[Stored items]
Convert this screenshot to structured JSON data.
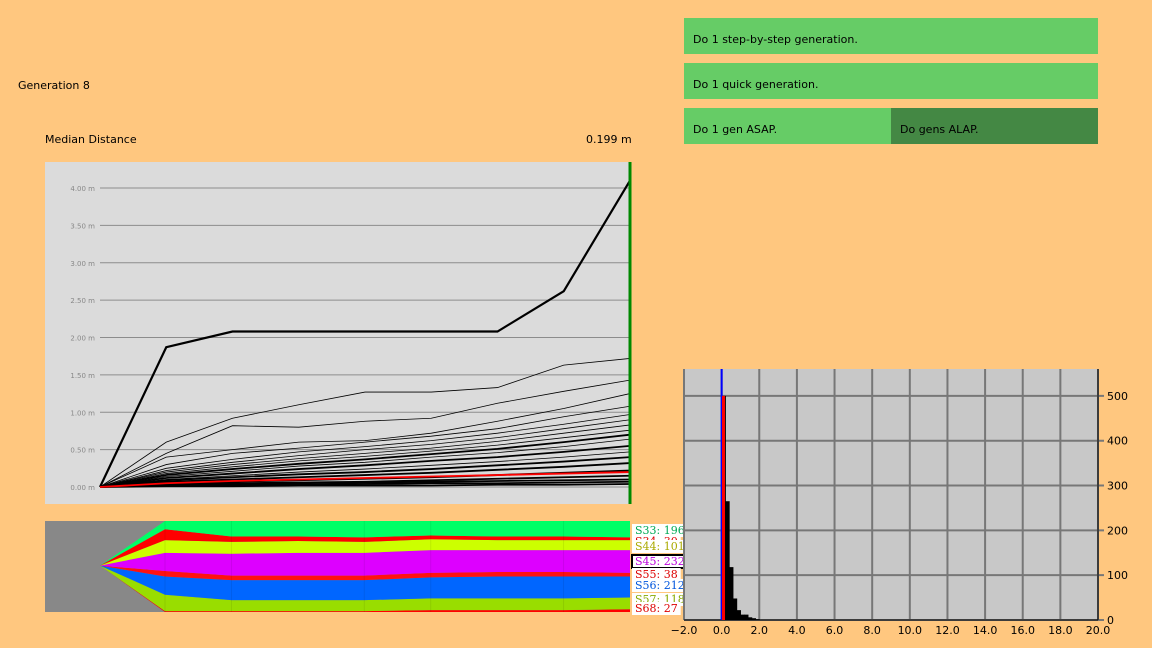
{
  "generation_label": "Generation 8",
  "median_label": "Median Distance",
  "median_value": "0.199 m",
  "buttons": {
    "step": "Do 1 step-by-step generation.",
    "quick": "Do 1 quick generation.",
    "asap": "Do 1 gen ASAP.",
    "alap": "Do gens ALAP."
  },
  "colors": {
    "background": "#FFC77F",
    "button": "#66CC66",
    "button_active": "#448844",
    "graph_bg": "#DBDBDB",
    "current_marker": "#008800",
    "median_line": "#FF0000",
    "histogram_bg": "#C8C8C8"
  },
  "chart_data": [
    {
      "type": "line",
      "title": "",
      "x": [
        0,
        1,
        2,
        3,
        4,
        5,
        6,
        7,
        8
      ],
      "ylim": [
        0,
        4.35
      ],
      "yticks": [
        "0.00 m",
        "0.50 m",
        "1.00 m",
        "1.50 m",
        "2.00 m",
        "2.50 m",
        "3.00 m",
        "3.50 m",
        "4.00 m"
      ],
      "series": [
        {
          "values": [
            0,
            1.87,
            2.08,
            2.08,
            2.08,
            2.08,
            2.08,
            2.62,
            4.1
          ],
          "bold": true
        },
        {
          "values": [
            0,
            0.6,
            0.92,
            1.1,
            1.27,
            1.27,
            1.33,
            1.63,
            1.72
          ]
        },
        {
          "values": [
            0,
            0.45,
            0.82,
            0.8,
            0.88,
            0.92,
            1.12,
            1.28,
            1.43
          ]
        },
        {
          "values": [
            0,
            0.4,
            0.5,
            0.6,
            0.62,
            0.72,
            0.88,
            1.05,
            1.25
          ]
        },
        {
          "values": [
            0,
            0.3,
            0.45,
            0.52,
            0.6,
            0.68,
            0.78,
            0.94,
            1.08
          ]
        },
        {
          "values": [
            0,
            0.25,
            0.37,
            0.47,
            0.54,
            0.62,
            0.72,
            0.84,
            0.97
          ]
        },
        {
          "values": [
            0,
            0.22,
            0.33,
            0.42,
            0.5,
            0.57,
            0.66,
            0.78,
            0.9
          ]
        },
        {
          "values": [
            0,
            0.2,
            0.3,
            0.38,
            0.45,
            0.52,
            0.61,
            0.72,
            0.83
          ]
        },
        {
          "values": [
            0,
            0.18,
            0.27,
            0.35,
            0.41,
            0.48,
            0.56,
            0.66,
            0.76
          ]
        },
        {
          "values": [
            0,
            0.16,
            0.24,
            0.31,
            0.37,
            0.44,
            0.51,
            0.6,
            0.7
          ],
          "bold": true
        },
        {
          "values": [
            0,
            0.14,
            0.21,
            0.28,
            0.33,
            0.4,
            0.46,
            0.54,
            0.64
          ]
        },
        {
          "values": [
            0,
            0.12,
            0.18,
            0.24,
            0.29,
            0.35,
            0.4,
            0.47,
            0.55
          ],
          "bold": true
        },
        {
          "values": [
            0,
            0.1,
            0.15,
            0.2,
            0.24,
            0.29,
            0.34,
            0.4,
            0.47
          ]
        },
        {
          "values": [
            0,
            0.09,
            0.13,
            0.17,
            0.2,
            0.24,
            0.29,
            0.34,
            0.4
          ],
          "bold": true
        },
        {
          "values": [
            0,
            0.07,
            0.1,
            0.13,
            0.16,
            0.19,
            0.23,
            0.27,
            0.32
          ],
          "bold": true
        },
        {
          "values": [
            0,
            0.05,
            0.07,
            0.09,
            0.11,
            0.13,
            0.16,
            0.19,
            0.22
          ],
          "bold": true
        },
        {
          "values": [
            0,
            0.04,
            0.05,
            0.06,
            0.07,
            0.09,
            0.11,
            0.13,
            0.15
          ],
          "bold": true
        },
        {
          "values": [
            0,
            0.03,
            0.04,
            0.05,
            0.06,
            0.07,
            0.08,
            0.09,
            0.1
          ],
          "bold": true
        },
        {
          "values": [
            0,
            0.02,
            0.03,
            0.03,
            0.04,
            0.05,
            0.05,
            0.06,
            0.07
          ],
          "bold": true
        },
        {
          "values": [
            0,
            0.01,
            0.01,
            0.02,
            0.02,
            0.02,
            0.03,
            0.03,
            0.04
          ],
          "bold": true
        },
        {
          "values": [
            0,
            0.05,
            0.08,
            0.1,
            0.12,
            0.14,
            0.16,
            0.18,
            0.2
          ],
          "color": "#FF0000",
          "bold": true
        }
      ]
    },
    {
      "type": "area",
      "title": "",
      "x": [
        0,
        1,
        2,
        3,
        4,
        5,
        6,
        7,
        8
      ],
      "series": [
        {
          "name": "S68",
          "color": "#FF0000",
          "values": [
            0,
            0.01,
            0.01,
            0.01,
            0.01,
            0.02,
            0.02,
            0.02,
            0.03
          ]
        },
        {
          "name": "S57",
          "color": "#99DD00",
          "values": [
            0,
            0.18,
            0.12,
            0.12,
            0.12,
            0.13,
            0.13,
            0.13,
            0.13
          ]
        },
        {
          "name": "S56",
          "color": "#0066FF",
          "values": [
            0,
            0.2,
            0.22,
            0.22,
            0.22,
            0.23,
            0.24,
            0.24,
            0.23
          ]
        },
        {
          "name": "S55",
          "color": "#FF1111",
          "values": [
            0,
            0.06,
            0.05,
            0.05,
            0.05,
            0.05,
            0.05,
            0.05,
            0.04
          ]
        },
        {
          "name": "S45",
          "color": "#DD00FF",
          "values": [
            0,
            0.2,
            0.24,
            0.25,
            0.25,
            0.25,
            0.24,
            0.24,
            0.25
          ]
        },
        {
          "name": "S44",
          "color": "#CCFF00",
          "values": [
            0,
            0.14,
            0.13,
            0.13,
            0.12,
            0.12,
            0.11,
            0.11,
            0.11
          ]
        },
        {
          "name": "S34",
          "color": "#FF0000",
          "values": [
            0,
            0.12,
            0.06,
            0.05,
            0.05,
            0.04,
            0.04,
            0.04,
            0.03
          ]
        },
        {
          "name": "S33",
          "color": "#00FF66",
          "values": [
            0,
            0.09,
            0.17,
            0.17,
            0.18,
            0.16,
            0.17,
            0.17,
            0.18
          ]
        }
      ],
      "labels": [
        {
          "text": "S33: 196",
          "color": "#00AA55"
        },
        {
          "text": "S34: 30",
          "color": "#DD0000"
        },
        {
          "text": "S44: 101",
          "color": "#AAAA00"
        },
        {
          "text": "S45: 232",
          "color": "#BB00DD",
          "selected": true
        },
        {
          "text": "S55: 38",
          "color": "#DD0000"
        },
        {
          "text": "S56: 212",
          "color": "#0055DD"
        },
        {
          "text": "S57: 118",
          "color": "#88AA00"
        },
        {
          "text": "S68: 27",
          "color": "#DD0000"
        }
      ]
    },
    {
      "type": "bar",
      "title": "",
      "xlim": [
        -2.0,
        20.0
      ],
      "ylim": [
        0,
        560
      ],
      "xticks": [
        "-2.0",
        "0.0",
        "2.0",
        "4.0",
        "6.0",
        "8.0",
        "10.0",
        "12.0",
        "14.0",
        "16.0",
        "18.0",
        "20.0"
      ],
      "yticks": [
        "0",
        "100",
        "200",
        "300",
        "400",
        "500"
      ],
      "bin_width": 0.2,
      "bins": [
        {
          "x": 0.0,
          "value": 500
        },
        {
          "x": 0.2,
          "value": 265
        },
        {
          "x": 0.4,
          "value": 118
        },
        {
          "x": 0.6,
          "value": 48
        },
        {
          "x": 0.8,
          "value": 22
        },
        {
          "x": 1.0,
          "value": 12
        },
        {
          "x": 1.2,
          "value": 12
        },
        {
          "x": 1.4,
          "value": 6
        },
        {
          "x": 1.6,
          "value": 4
        },
        {
          "x": 1.8,
          "value": 2
        },
        {
          "x": 2.0,
          "value": 1
        },
        {
          "x": 2.2,
          "value": 1
        },
        {
          "x": 2.6,
          "value": 1
        }
      ],
      "marker_blue_x": 0.0,
      "marker_red_x": 0.1
    }
  ]
}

> _Exercise objective_
Read through the data and copy every line where "name" shows up.

> _Solution for this exercise_
          "name": "S68",
          "name": "S57",
          "name": "S56",
          "name": "S55",
          "name": "S45",
          "name": "S44",
          "name": "S34",
          "name": "S33",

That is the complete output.